╭─ EXERCISE DATA

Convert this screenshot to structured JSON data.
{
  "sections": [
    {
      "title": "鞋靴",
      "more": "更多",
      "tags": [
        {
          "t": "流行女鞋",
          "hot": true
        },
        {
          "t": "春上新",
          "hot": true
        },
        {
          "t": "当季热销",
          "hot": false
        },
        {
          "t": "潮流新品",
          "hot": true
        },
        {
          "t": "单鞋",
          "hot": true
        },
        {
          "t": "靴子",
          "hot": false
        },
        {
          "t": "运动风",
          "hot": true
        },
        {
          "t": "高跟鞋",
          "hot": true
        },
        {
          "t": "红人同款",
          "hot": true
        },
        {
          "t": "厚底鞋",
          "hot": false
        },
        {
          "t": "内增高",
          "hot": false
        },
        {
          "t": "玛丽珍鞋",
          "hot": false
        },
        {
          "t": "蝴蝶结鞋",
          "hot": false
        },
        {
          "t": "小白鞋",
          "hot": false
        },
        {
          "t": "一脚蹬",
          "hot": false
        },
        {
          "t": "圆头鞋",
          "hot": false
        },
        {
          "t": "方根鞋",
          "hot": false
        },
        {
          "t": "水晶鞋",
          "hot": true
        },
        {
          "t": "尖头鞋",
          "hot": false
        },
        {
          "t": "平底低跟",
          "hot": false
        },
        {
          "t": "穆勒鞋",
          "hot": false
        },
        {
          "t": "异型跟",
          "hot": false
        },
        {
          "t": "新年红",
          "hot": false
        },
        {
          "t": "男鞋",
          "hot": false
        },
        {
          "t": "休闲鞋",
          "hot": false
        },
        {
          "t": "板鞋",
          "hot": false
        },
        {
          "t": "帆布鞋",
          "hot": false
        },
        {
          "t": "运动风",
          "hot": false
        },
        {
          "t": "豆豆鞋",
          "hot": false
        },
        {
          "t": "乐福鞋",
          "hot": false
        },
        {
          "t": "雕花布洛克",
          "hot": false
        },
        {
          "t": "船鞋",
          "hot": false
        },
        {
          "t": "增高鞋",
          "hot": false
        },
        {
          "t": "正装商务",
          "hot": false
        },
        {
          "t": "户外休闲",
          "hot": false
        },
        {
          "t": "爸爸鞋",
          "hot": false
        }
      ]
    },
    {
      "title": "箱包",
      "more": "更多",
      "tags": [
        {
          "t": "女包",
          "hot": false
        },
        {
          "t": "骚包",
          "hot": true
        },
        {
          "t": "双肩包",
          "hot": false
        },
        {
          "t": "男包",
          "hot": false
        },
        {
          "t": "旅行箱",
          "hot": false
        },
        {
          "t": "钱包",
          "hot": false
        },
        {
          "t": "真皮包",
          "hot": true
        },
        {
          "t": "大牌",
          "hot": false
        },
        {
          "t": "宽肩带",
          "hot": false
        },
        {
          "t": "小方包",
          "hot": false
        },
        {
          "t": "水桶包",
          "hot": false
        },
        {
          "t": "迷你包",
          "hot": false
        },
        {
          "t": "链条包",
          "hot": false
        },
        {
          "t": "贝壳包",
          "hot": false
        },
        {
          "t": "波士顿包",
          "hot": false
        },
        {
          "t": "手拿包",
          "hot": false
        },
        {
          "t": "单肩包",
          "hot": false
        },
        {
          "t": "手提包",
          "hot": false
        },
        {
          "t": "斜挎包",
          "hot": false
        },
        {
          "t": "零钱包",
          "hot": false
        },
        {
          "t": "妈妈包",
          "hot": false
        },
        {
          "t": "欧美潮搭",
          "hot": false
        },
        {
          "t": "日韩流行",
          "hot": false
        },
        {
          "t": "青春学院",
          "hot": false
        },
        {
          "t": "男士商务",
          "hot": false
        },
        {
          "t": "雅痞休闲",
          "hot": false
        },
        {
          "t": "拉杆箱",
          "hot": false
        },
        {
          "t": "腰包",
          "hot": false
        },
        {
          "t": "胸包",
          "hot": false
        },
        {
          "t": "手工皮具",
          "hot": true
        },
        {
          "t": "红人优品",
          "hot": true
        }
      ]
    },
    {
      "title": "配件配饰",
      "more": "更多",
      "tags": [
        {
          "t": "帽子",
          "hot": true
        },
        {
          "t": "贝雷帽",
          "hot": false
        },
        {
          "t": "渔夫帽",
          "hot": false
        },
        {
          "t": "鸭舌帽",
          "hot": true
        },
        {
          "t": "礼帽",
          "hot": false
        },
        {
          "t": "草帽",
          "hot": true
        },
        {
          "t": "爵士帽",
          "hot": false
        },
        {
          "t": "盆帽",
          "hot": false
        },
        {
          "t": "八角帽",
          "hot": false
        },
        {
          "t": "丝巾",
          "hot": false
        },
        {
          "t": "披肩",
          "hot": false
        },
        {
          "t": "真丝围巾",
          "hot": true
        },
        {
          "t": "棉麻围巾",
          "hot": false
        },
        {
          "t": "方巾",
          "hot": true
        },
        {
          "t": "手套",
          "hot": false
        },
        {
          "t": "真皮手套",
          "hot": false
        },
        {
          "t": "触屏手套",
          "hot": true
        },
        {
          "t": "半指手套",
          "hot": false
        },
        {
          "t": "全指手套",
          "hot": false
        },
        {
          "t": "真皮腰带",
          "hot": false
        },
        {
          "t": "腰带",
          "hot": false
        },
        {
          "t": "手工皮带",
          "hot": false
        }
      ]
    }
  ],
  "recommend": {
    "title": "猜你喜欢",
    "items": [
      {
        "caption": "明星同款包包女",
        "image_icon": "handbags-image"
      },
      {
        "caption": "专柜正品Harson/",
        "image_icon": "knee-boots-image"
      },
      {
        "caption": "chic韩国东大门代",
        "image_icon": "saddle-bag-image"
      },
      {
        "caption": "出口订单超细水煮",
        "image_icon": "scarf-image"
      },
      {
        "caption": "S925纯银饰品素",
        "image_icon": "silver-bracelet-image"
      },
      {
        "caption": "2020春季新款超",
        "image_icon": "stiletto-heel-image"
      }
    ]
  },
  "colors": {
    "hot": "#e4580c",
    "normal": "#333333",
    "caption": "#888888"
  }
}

╰─

● WHAT IS EXPECTED
Which lines hold the word "image"? Return all of them from the records above.

● THE OUTPUT
        "image_icon": "handbags-image"
        "image_icon": "knee-boots-image"
        "image_icon": "saddle-bag-image"
        "image_icon": "scarf-image"
        "image_icon": "silver-bracelet-image"
        "image_icon": "stiletto-heel-image"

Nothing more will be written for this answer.